DATASET ENTRIES —
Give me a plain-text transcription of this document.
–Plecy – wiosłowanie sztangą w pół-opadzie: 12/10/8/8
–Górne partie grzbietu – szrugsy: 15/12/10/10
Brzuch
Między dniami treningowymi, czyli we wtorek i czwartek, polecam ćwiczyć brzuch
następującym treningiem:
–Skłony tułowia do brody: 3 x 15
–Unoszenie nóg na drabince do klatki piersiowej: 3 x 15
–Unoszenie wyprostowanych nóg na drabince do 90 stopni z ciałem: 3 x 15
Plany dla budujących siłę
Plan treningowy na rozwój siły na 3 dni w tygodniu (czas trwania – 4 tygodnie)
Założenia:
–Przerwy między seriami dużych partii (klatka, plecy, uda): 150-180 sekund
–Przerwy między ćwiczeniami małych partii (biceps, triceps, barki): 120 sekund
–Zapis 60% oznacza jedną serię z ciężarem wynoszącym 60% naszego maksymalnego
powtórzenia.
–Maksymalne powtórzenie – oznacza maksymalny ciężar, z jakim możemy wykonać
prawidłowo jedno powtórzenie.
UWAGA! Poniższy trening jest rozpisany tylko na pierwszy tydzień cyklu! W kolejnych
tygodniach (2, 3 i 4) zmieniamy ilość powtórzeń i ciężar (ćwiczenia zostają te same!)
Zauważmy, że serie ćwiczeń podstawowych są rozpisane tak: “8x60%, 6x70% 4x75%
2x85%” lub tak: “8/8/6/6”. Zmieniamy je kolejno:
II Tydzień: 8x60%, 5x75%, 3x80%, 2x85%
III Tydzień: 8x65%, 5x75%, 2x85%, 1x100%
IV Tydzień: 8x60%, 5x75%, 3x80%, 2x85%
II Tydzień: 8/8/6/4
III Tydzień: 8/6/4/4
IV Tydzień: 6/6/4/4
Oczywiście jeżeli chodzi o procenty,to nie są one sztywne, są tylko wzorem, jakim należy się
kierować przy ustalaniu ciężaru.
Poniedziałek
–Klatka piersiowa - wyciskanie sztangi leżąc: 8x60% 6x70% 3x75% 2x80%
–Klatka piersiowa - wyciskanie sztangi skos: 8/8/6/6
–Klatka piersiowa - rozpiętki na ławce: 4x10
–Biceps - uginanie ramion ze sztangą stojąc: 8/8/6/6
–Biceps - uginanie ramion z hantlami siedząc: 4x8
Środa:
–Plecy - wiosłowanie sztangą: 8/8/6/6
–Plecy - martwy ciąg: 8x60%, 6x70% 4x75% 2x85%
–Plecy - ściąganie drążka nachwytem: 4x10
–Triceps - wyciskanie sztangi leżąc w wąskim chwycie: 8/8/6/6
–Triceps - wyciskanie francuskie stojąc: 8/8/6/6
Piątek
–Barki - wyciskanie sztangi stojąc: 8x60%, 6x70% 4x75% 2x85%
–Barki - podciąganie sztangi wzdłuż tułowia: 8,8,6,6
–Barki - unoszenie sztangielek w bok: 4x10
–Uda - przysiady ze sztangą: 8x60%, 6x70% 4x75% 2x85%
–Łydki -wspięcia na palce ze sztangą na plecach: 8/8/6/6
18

WRITTEN INSTRUCTION — Write out the data exactly as it stands.

TASK RESPONSE —
Give me a plain-text transcription of this document.
–Plecy – wiosłowanie sztangą w pół-opadzie: 12/10/8/8
–Górne partie grzbietu – szrugsy: 15/12/10/10
Brzuch
Między dniami treningowymi, czyli we wtorek i czwartek, polecam ćwiczyć brzuch
następującym treningiem:
–Skłony tułowia do brody: 3 x 15
–Unoszenie nóg na drabince do klatki piersiowej: 3 x 15
–Unoszenie wyprostowanych nóg na drabince do 90 stopni z ciałem: 3 x 15
Plany dla budujących siłę
Plan treningowy na rozwój siły na 3 dni w tygodniu (czas trwania – 4 tygodnie)
Założenia:
–Przerwy między seriami dużych partii (klatka, plecy, uda): 150-180 sekund
–Przerwy między ćwiczeniami małych partii (biceps, triceps, barki): 120 sekund
–Zapis 60% oznacza jedną serię z ciężarem wynoszącym 60% naszego maksymalnego
powtórzenia.
–Maksymalne powtórzenie – oznacza maksymalny ciężar, z jakim możemy wykonać
prawidłowo jedno powtórzenie.
UWAGA! Poniższy trening jest rozpisany tylko na pierwszy tydzień cyklu! W kolejnych
tygodniach (2, 3 i 4) zmieniamy ilość powtórzeń i ciężar (ćwiczenia zostają te same!)
Zauważmy, że serie ćwiczeń podstawowych są rozpisane tak: “8x60%, 6x70% 4x75%
2x85%” lub tak: “8/8/6/6”. Zmieniamy je kolejno:
II Tydzień: 8x60%, 5x75%, 3x80%, 2x85%
III Tydzień: 8x65%, 5x75%, 2x85%, 1x100%
IV Tydzień: 8x60%, 5x75%, 3x80%, 2x85%
II Tydzień: 8/8/6/4
III Tydzień: 8/6/4/4
IV Tydzień: 6/6/4/4
Oczywiście jeżeli chodzi o procenty,to nie są one sztywne, są tylko wzorem, jakim należy się
kierować przy ustalaniu ciężaru.
Poniedziałek
–Klatka piersiowa - wyciskanie sztangi leżąc: 8x60% 6x70% 3x75% 2x80%
–Klatka piersiowa - wyciskanie sztangi skos: 8/8/6/6
–Klatka piersiowa - rozpiętki na ławce: 4x10
–Biceps - uginanie ramion ze sztangą stojąc: 8/8/6/6
–Biceps - uginanie ramion z hantlami siedząc: 4x8
Środa:
–Plecy - wiosłowanie sztangą: 8/8/6/6
–Plecy - martwy ciąg: 8x60%, 6x70% 4x75% 2x85%
–Plecy - ściąganie drążka nachwytem: 4x10
–Triceps - wyciskanie sztangi leżąc w wąskim chwycie: 8/8/6/6
–Triceps - wyciskanie francuskie stojąc: 8/8/6/6
Piątek
–Barki - wyciskanie sztangi stojąc: 8x60%, 6x70% 4x75% 2x85%
–Barki - podciąganie sztangi wzdłuż tułowia: 8,8,6,6
–Barki - unoszenie sztangielek w bok: 4x10
–Uda - przysiady ze sztangą: 8x60%, 6x70% 4x75% 2x85%
–Łydki -wspięcia na palce ze sztangą na plecach: 8/8/6/6
18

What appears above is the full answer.